[Set exercise]: Copy, from the entries below, each line where the word "Combined" can be found.
• • • • • • •
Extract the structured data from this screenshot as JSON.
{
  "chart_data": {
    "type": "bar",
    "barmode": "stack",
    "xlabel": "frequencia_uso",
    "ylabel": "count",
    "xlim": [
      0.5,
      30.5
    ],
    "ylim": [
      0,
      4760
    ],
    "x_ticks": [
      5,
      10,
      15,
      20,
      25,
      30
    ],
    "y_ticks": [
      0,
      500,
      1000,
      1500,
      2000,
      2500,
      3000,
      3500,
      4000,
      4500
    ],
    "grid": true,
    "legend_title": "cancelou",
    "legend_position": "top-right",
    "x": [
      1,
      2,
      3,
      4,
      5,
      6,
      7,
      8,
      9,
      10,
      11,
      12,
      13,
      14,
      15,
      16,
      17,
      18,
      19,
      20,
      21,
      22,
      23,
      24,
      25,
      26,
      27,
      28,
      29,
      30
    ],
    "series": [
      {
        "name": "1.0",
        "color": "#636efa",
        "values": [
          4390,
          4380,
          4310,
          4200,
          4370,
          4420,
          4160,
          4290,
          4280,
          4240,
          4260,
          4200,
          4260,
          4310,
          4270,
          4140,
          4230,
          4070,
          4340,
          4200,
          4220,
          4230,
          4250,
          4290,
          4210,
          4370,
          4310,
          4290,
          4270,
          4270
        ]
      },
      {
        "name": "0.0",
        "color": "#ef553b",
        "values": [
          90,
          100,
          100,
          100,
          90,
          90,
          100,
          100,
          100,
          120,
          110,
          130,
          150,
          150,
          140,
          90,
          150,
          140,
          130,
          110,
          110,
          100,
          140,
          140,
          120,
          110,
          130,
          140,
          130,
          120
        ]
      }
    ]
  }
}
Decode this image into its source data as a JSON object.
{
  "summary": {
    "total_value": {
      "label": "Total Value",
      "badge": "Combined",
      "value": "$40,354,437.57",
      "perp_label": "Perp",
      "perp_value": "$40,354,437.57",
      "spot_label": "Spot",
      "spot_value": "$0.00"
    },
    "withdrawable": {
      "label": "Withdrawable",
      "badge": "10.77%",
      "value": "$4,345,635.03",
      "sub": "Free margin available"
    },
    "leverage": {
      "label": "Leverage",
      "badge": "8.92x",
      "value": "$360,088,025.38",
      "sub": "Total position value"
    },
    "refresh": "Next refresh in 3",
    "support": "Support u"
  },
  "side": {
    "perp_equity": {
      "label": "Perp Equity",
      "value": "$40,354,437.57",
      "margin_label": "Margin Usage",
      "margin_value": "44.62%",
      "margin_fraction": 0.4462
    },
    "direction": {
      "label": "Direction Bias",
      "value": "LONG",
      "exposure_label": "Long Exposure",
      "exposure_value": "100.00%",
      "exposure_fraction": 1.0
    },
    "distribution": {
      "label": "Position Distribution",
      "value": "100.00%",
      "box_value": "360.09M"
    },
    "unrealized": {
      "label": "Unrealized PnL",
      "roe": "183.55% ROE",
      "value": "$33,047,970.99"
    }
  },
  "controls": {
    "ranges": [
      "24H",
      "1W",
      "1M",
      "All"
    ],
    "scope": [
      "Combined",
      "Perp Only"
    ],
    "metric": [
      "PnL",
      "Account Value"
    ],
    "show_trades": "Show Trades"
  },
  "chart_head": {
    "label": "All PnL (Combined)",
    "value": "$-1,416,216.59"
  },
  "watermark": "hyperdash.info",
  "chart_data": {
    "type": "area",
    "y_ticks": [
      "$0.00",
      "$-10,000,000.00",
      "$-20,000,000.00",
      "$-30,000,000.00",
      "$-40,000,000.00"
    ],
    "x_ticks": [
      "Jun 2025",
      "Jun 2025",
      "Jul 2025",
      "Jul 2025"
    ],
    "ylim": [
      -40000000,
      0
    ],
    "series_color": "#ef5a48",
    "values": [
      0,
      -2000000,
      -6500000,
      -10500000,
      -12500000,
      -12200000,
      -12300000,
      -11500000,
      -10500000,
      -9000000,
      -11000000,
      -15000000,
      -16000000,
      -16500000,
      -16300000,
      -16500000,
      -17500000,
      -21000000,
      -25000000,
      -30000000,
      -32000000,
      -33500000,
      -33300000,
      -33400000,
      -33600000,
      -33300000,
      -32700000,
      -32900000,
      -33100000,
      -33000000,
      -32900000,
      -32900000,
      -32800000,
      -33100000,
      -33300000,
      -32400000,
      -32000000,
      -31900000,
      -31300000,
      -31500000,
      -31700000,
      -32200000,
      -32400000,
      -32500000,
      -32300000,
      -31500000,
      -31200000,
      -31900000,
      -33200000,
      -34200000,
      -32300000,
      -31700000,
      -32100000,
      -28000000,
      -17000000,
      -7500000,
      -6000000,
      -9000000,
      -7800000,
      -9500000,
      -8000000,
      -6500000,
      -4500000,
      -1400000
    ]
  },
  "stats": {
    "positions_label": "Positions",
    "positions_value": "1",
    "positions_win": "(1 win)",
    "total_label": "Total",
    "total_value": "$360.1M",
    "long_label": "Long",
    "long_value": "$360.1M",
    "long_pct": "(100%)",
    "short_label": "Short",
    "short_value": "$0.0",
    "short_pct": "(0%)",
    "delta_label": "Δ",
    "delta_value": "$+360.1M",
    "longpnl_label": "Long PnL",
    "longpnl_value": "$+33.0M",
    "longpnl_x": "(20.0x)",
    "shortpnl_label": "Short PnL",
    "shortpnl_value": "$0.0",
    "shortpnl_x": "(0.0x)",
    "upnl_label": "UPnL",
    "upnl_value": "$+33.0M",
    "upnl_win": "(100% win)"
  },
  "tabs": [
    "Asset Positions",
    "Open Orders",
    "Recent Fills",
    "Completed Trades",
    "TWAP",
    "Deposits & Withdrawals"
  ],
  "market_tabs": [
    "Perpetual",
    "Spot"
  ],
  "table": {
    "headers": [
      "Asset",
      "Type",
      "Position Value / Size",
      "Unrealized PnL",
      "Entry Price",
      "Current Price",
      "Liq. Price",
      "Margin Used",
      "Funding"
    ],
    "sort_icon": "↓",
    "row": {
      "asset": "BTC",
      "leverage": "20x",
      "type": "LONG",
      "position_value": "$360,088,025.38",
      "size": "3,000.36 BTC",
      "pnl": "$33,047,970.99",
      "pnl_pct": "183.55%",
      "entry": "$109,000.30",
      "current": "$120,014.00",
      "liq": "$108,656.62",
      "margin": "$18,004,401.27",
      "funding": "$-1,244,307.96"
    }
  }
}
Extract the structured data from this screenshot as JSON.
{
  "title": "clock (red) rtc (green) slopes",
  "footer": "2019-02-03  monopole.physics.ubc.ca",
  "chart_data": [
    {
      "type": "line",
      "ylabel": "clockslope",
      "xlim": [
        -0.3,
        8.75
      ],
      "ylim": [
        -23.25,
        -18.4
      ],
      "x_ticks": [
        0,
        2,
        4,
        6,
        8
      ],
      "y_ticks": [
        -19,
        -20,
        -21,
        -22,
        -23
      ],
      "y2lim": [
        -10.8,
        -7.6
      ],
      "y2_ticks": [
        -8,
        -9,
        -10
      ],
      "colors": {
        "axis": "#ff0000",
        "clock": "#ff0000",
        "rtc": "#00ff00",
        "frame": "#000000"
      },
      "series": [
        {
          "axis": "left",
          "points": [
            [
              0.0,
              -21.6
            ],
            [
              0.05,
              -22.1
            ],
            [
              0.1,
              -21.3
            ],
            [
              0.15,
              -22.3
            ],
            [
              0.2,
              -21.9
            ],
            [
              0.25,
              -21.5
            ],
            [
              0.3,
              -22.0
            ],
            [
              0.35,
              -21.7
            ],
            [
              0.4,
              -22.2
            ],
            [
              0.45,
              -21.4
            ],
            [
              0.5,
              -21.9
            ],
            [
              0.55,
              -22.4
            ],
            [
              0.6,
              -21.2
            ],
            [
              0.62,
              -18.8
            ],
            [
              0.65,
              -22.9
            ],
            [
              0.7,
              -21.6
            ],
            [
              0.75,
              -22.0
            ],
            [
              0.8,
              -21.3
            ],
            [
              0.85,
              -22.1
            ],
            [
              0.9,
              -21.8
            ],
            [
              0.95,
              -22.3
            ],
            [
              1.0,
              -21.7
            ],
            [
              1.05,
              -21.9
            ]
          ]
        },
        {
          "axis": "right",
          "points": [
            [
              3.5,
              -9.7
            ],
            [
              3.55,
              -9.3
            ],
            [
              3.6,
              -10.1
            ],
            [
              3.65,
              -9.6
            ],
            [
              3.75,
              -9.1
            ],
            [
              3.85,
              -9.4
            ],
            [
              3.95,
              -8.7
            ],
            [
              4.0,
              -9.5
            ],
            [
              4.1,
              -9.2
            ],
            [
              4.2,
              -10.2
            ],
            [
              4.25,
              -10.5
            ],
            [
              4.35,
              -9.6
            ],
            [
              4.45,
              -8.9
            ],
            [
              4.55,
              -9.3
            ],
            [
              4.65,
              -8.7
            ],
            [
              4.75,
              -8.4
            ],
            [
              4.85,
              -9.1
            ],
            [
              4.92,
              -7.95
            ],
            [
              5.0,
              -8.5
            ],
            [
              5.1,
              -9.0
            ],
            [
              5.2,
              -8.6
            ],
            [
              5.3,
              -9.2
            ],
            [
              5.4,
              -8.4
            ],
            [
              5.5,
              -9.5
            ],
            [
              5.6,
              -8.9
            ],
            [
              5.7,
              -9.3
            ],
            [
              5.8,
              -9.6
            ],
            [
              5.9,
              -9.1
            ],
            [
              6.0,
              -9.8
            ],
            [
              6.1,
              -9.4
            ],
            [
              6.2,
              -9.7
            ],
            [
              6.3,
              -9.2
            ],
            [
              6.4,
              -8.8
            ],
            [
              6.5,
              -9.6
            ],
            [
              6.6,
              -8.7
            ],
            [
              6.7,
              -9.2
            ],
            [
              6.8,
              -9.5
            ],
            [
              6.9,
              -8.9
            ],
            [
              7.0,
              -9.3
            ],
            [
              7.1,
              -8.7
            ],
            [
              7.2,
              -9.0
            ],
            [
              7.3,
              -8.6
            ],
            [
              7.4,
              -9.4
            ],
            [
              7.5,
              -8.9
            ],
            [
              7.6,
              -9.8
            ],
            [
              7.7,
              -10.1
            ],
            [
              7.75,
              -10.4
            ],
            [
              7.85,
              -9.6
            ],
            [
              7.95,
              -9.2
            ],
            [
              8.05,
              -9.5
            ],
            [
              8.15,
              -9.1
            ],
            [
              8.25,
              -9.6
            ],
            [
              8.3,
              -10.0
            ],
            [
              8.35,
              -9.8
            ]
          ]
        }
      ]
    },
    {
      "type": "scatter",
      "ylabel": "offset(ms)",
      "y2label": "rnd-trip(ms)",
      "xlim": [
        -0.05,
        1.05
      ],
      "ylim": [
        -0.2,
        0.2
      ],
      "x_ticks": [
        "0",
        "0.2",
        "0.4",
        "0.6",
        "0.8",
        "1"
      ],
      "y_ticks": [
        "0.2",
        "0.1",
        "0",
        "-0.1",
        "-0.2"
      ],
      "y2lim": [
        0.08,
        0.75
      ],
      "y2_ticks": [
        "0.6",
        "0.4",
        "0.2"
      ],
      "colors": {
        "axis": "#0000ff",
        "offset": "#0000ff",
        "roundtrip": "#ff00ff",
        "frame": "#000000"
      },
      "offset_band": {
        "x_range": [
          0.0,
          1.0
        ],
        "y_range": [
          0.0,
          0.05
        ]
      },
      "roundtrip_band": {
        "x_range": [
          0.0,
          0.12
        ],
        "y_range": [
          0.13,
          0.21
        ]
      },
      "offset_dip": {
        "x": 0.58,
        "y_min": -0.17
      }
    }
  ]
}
• • • • • • •
[Solution to the exercise]:
      "badge": "Combined",
      "Combined",
    "label": "All PnL (Combined)",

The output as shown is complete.